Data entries
+++
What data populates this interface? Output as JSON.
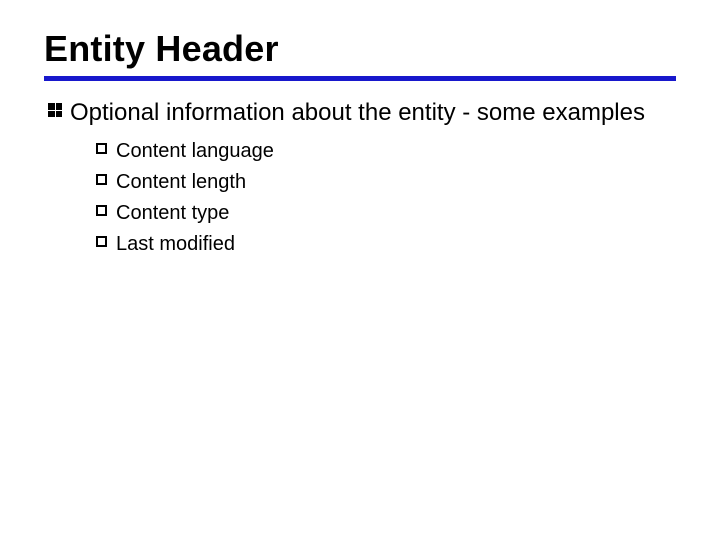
{
  "slide": {
    "title": "Entity Header",
    "bullet": {
      "text": "Optional information about the entity - some examples",
      "subitems": [
        "Content language",
        "Content length",
        "Content type",
        "Last modified"
      ]
    }
  },
  "colors": {
    "rule": "#1818cc"
  }
}
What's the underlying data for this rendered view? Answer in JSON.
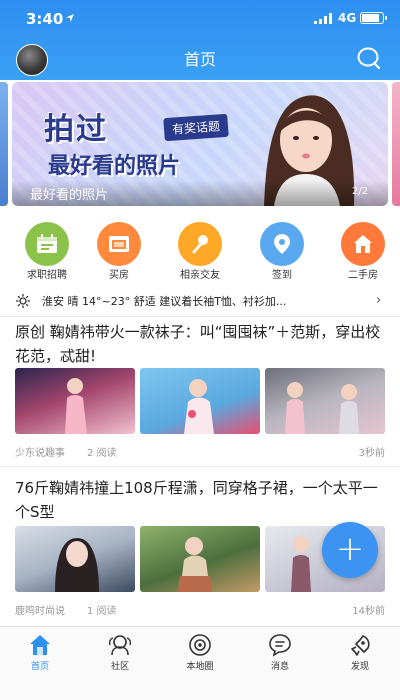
{
  "status_bar": {
    "time": "3:40",
    "network": "4G"
  },
  "header": {
    "title": "首页"
  },
  "banner": {
    "heading": "拍过",
    "tag": "有奖话题",
    "subheading": "最好看的照片",
    "caption": "最好看的照片",
    "index": "2/2"
  },
  "categories": [
    {
      "label": "求职招聘",
      "icon": "calendar-icon",
      "color": "#8bc34a"
    },
    {
      "label": "买房",
      "icon": "house-sign-icon",
      "color": "#ff8a3d"
    },
    {
      "label": "相亲交友",
      "icon": "microphone-icon",
      "color": "#ffa726"
    },
    {
      "label": "签到",
      "icon": "location-pin-icon",
      "color": "#5aa9f0"
    },
    {
      "label": "二手房",
      "icon": "house-icon",
      "color": "#ff7a3a"
    }
  ],
  "weather": {
    "text": "淮安  晴  14°~23°  舒适  建议着长袖T恤、衬衫加..."
  },
  "articles": [
    {
      "title": "原创 鞠婧祎带火一款袜子：叫“囤囤袜”＋范斯，穿出校花范，忒甜!",
      "source": "少东说趣事",
      "reads": "2 阅读",
      "time": "3秒前"
    },
    {
      "title": "76斤鞠婧祎撞上108斤程潇，同穿格子裙，一个太平一个S型",
      "source": "鹿鸣时尚说",
      "reads": "1 阅读",
      "time": "14秒前"
    }
  ],
  "fab": {
    "label": "+"
  },
  "tabbar": [
    {
      "label": "首页",
      "icon": "home-icon",
      "active": true
    },
    {
      "label": "社区",
      "icon": "community-icon",
      "active": false
    },
    {
      "label": "本地圈",
      "icon": "local-circle-icon",
      "active": false
    },
    {
      "label": "消息",
      "icon": "message-icon",
      "active": false
    },
    {
      "label": "发现",
      "icon": "discover-icon",
      "active": false
    }
  ],
  "colors": {
    "primary": "#2d8ff0",
    "fab": "#3d93f2",
    "text": "#222222",
    "meta": "#999999"
  }
}
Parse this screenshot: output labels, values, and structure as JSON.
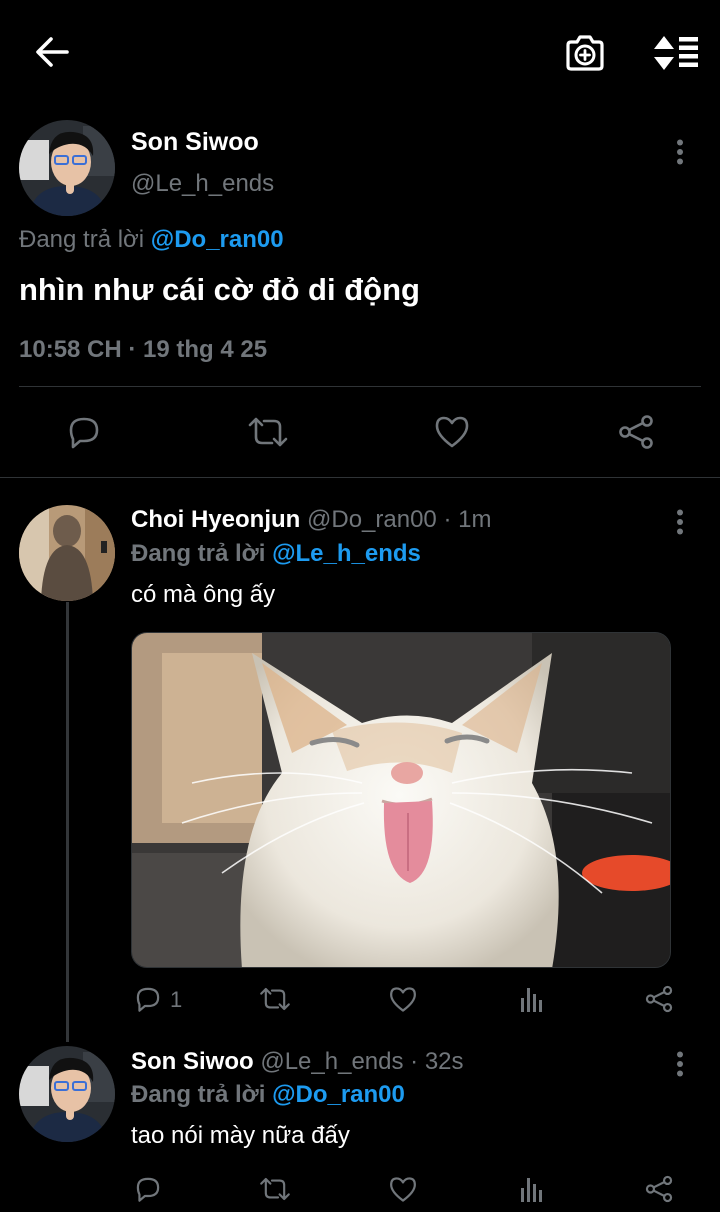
{
  "topbar": {
    "back_icon": "arrow-left-icon",
    "camera_icon": "camera-plus-icon",
    "sort_icon": "sort-list-icon"
  },
  "main_tweet": {
    "name": "Son Siwoo",
    "handle": "@Le_h_ends",
    "replying_prefix": "Đang trả lời",
    "replying_to": "@Do_ran00",
    "text": "nhìn như cái cờ đỏ di động",
    "timestamp": "10:58 CH · 19 thg 4 25"
  },
  "replies": [
    {
      "name": "Choi Hyeonjun",
      "handle": "@Do_ran00",
      "time": "· 1m",
      "replying_prefix": "Đang trả lời",
      "replying_to": "@Le_h_ends",
      "text": "có mà ông ấy",
      "reply_count": "1"
    },
    {
      "name": "Son Siwoo",
      "handle": "@Le_h_ends",
      "time": "· 32s",
      "replying_prefix": "Đang trả lời",
      "replying_to": "@Do_ran00",
      "text": "tao nói mày nữa đấy"
    }
  ],
  "colors": {
    "background": "#000000",
    "text": "#e7e9ea",
    "muted": "#71767b",
    "accent": "#1d9bf0"
  }
}
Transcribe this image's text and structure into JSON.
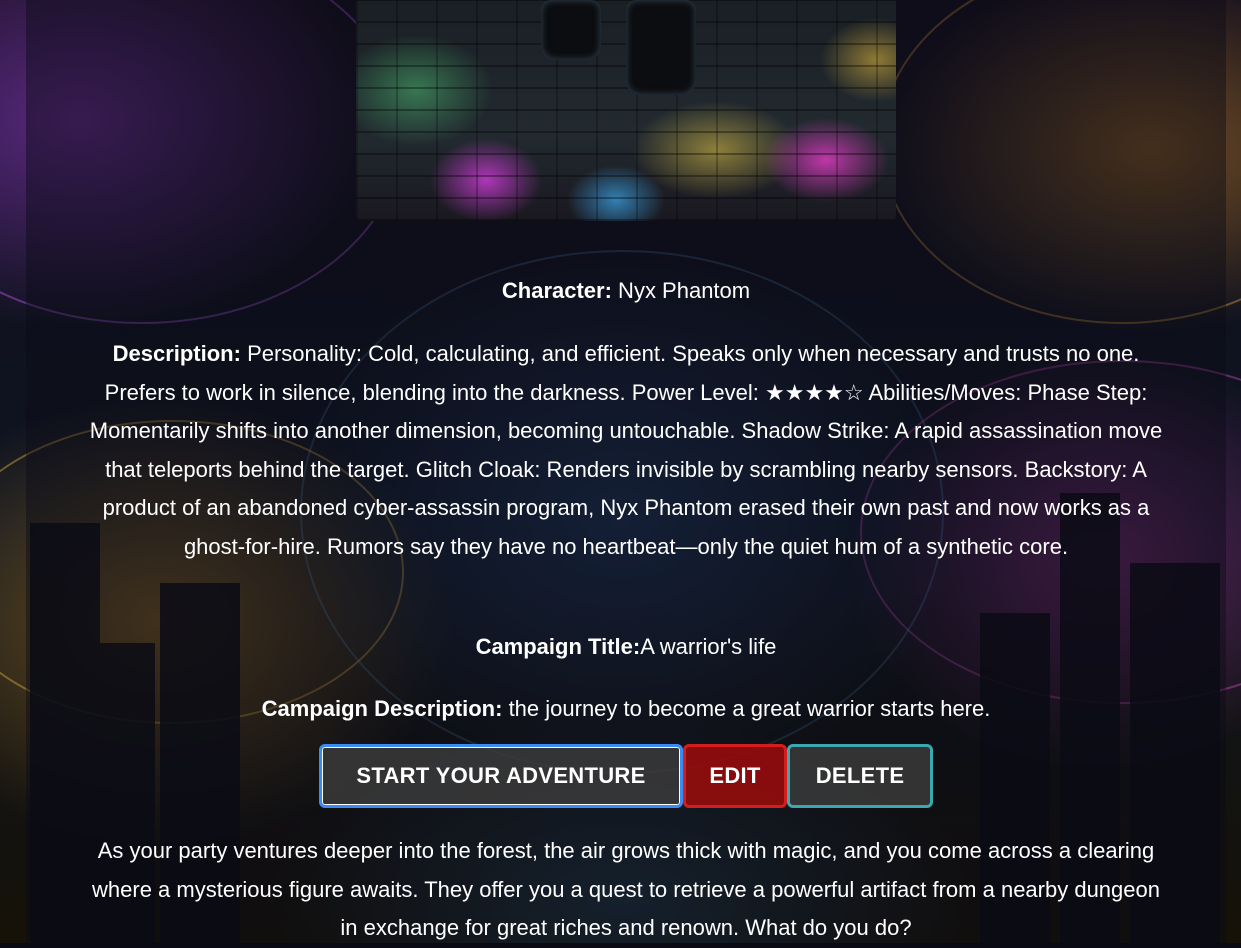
{
  "character": {
    "label": "Character:",
    "value": " Nyx Phantom"
  },
  "description": {
    "label": "Description:",
    "value": " Personality: Cold, calculating, and efficient. Speaks only when necessary and trusts no one. Prefers to work in silence, blending into the darkness. Power Level: ★★★★☆ Abilities/Moves: Phase Step: Momentarily shifts into another dimension, becoming untouchable. Shadow Strike: A rapid assassination move that teleports behind the target. Glitch Cloak: Renders invisible by scrambling nearby sensors. Backstory: A product of an abandoned cyber-assassin program, Nyx Phantom erased their own past and now works as a ghost-for-hire. Rumors say they have no heartbeat—only the quiet hum of a synthetic core."
  },
  "campaign": {
    "title_label": "Campaign Title:",
    "title_value": "A warrior's life",
    "description_label": "Campaign Description:",
    "description_value": " the journey to become a great warrior starts here."
  },
  "actions": {
    "start_label": "START YOUR ADVENTURE",
    "edit_label": "EDIT",
    "delete_label": "DELETE"
  },
  "story": {
    "text": "As your party ventures deeper into the forest, the air grows thick with magic, and you come across a clearing where a mysterious figure awaits. They offer you a quest to retrieve a powerful artifact from a nearby dungeon in exchange for great riches and renown. What do you do?"
  },
  "colors": {
    "start_border": "#3b8cf2",
    "edit_background": "#960c0c",
    "edit_border": "#d41e1e",
    "delete_border": "#3ba8b0",
    "text": "#ffffff"
  },
  "icons": {
    "background": "cyberpunk-character-background-image",
    "hero": "character-portrait-image"
  }
}
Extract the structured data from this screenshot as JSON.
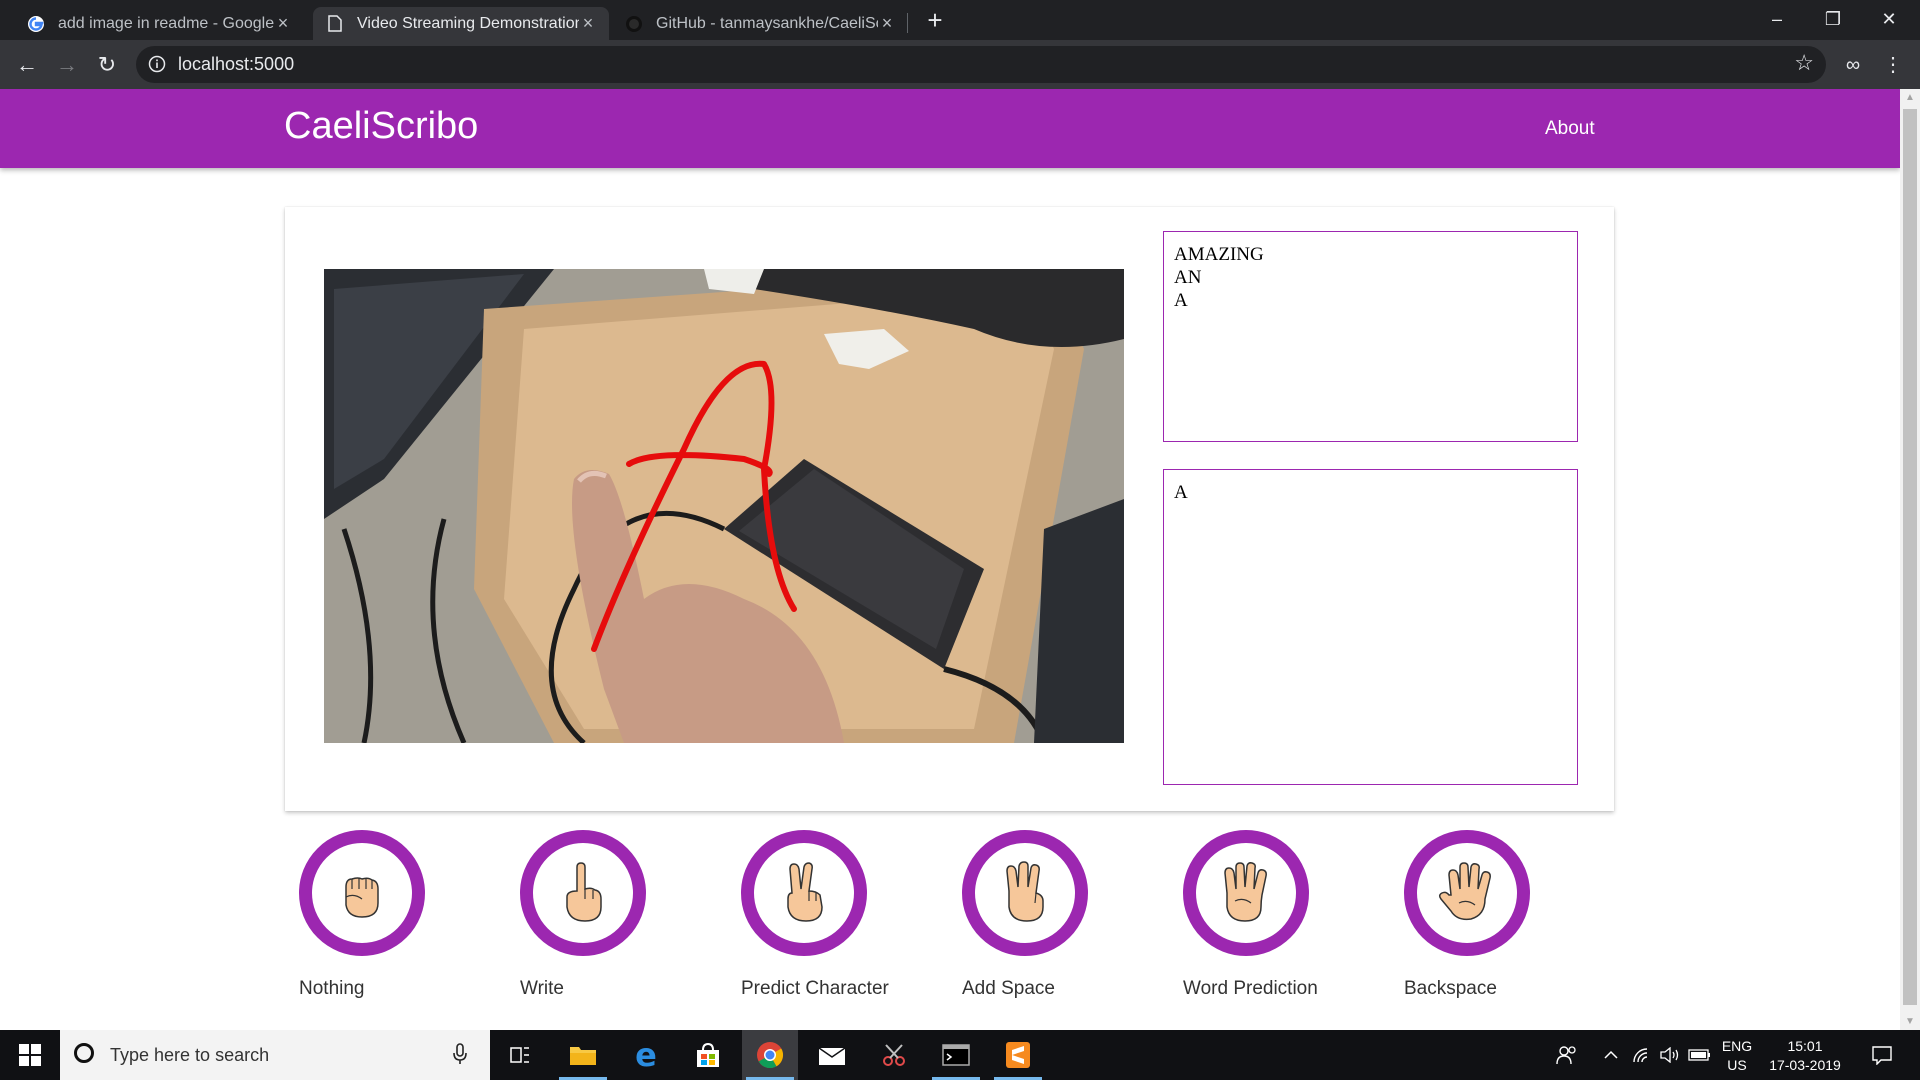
+++
WHAT TO DO: In your copy, leave out the pictures and reproduce the material above exactly.

FULL SOLUTION:
What data populates this interface? Output as JSON.
{
  "slide": {
    "title": "Entity Header",
    "bullet": {
      "text": "Optional information about the entity - some examples",
      "subitems": [
        "Content language",
        "Content length",
        "Content type",
        "Last modified"
      ]
    }
  },
  "colors": {
    "rule": "#1818cc"
  }
}
What's the underlying data for this rendered view? Answer in JSON.
{
  "status_bar": {
    "time": "3:40",
    "network": "4G"
  },
  "header": {
    "title": "首页"
  },
  "banner": {
    "heading": "拍过",
    "tag": "有奖话题",
    "subheading": "最好看的照片",
    "caption": "最好看的照片",
    "index": "2/2"
  },
  "categories": [
    {
      "label": "求职招聘",
      "icon": "calendar-icon",
      "color": "#8bc34a"
    },
    {
      "label": "买房",
      "icon": "house-sign-icon",
      "color": "#ff8a3d"
    },
    {
      "label": "相亲交友",
      "icon": "microphone-icon",
      "color": "#ffa726"
    },
    {
      "label": "签到",
      "icon": "location-pin-icon",
      "color": "#5aa9f0"
    },
    {
      "label": "二手房",
      "icon": "house-icon",
      "color": "#ff7a3a"
    }
  ],
  "weather": {
    "text": "淮安  晴  14°~23°  舒适  建议着长袖T恤、衬衫加..."
  },
  "articles": [
    {
      "title": "原创 鞠婧祎带火一款袜子：叫“囤囤袜”＋范斯，穿出校花范，忒甜!",
      "source": "少东说趣事",
      "reads": "2 阅读",
      "time": "3秒前"
    },
    {
      "title": "76斤鞠婧祎撞上108斤程潇，同穿格子裙，一个太平一个S型",
      "source": "鹿鸣时尚说",
      "reads": "1 阅读",
      "time": "14秒前"
    }
  ],
  "fab": {
    "label": "+"
  },
  "tabbar": [
    {
      "label": "首页",
      "icon": "home-icon",
      "active": true
    },
    {
      "label": "社区",
      "icon": "community-icon",
      "active": false
    },
    {
      "label": "本地圈",
      "icon": "local-circle-icon",
      "active": false
    },
    {
      "label": "消息",
      "icon": "message-icon",
      "active": false
    },
    {
      "label": "发现",
      "icon": "discover-icon",
      "active": false
    }
  ],
  "colors": {
    "primary": "#2d8ff0",
    "fab": "#3d93f2",
    "text": "#222222",
    "meta": "#999999"
  }
}
Parse this screenshot: output labels, values, and structure as JSON.
{
  "topbar": {
    "back_icon": "arrow-left-icon",
    "camera_icon": "camera-plus-icon",
    "sort_icon": "sort-list-icon"
  },
  "main_tweet": {
    "name": "Son Siwoo",
    "handle": "@Le_h_ends",
    "replying_prefix": "Đang trả lời",
    "replying_to": "@Do_ran00",
    "text": "nhìn như cái cờ đỏ di động",
    "timestamp": "10:58 CH · 19 thg 4 25"
  },
  "replies": [
    {
      "name": "Choi Hyeonjun",
      "handle": "@Do_ran00",
      "time": "· 1m",
      "replying_prefix": "Đang trả lời",
      "replying_to": "@Le_h_ends",
      "text": "có mà ông ấy",
      "reply_count": "1"
    },
    {
      "name": "Son Siwoo",
      "handle": "@Le_h_ends",
      "time": "· 32s",
      "replying_prefix": "Đang trả lời",
      "replying_to": "@Do_ran00",
      "text": "tao nói mày nữa đấy"
    }
  ],
  "colors": {
    "background": "#000000",
    "text": "#e7e9ea",
    "muted": "#71767b",
    "accent": "#1d9bf0"
  }
}
Transcribe this image's text and structure into JSON.
{
  "character": {
    "label": "Character:",
    "value": " Nyx Phantom"
  },
  "description": {
    "label": "Description:",
    "value": " Personality: Cold, calculating, and efficient. Speaks only when necessary and trusts no one. Prefers to work in silence, blending into the darkness. Power Level: ★★★★☆ Abilities/Moves: Phase Step: Momentarily shifts into another dimension, becoming untouchable. Shadow Strike: A rapid assassination move that teleports behind the target. Glitch Cloak: Renders invisible by scrambling nearby sensors. Backstory: A product of an abandoned cyber-assassin program, Nyx Phantom erased their own past and now works as a ghost-for-hire. Rumors say they have no heartbeat—only the quiet hum of a synthetic core."
  },
  "campaign": {
    "title_label": "Campaign Title:",
    "title_value": "A warrior's life",
    "description_label": "Campaign Description:",
    "description_value": " the journey to become a great warrior starts here."
  },
  "actions": {
    "start_label": "START YOUR ADVENTURE",
    "edit_label": "EDIT",
    "delete_label": "DELETE"
  },
  "story": {
    "text": "As your party ventures deeper into the forest, the air grows thick with magic, and you come across a clearing where a mysterious figure awaits. They offer you a quest to retrieve a powerful artifact from a nearby dungeon in exchange for great riches and renown. What do you do?"
  },
  "colors": {
    "start_border": "#3b8cf2",
    "edit_background": "#960c0c",
    "edit_border": "#d41e1e",
    "delete_border": "#3ba8b0",
    "text": "#ffffff"
  },
  "icons": {
    "background": "cyberpunk-character-background-image",
    "hero": "character-portrait-image"
  }
}
Extract the structured data from this screenshot as JSON.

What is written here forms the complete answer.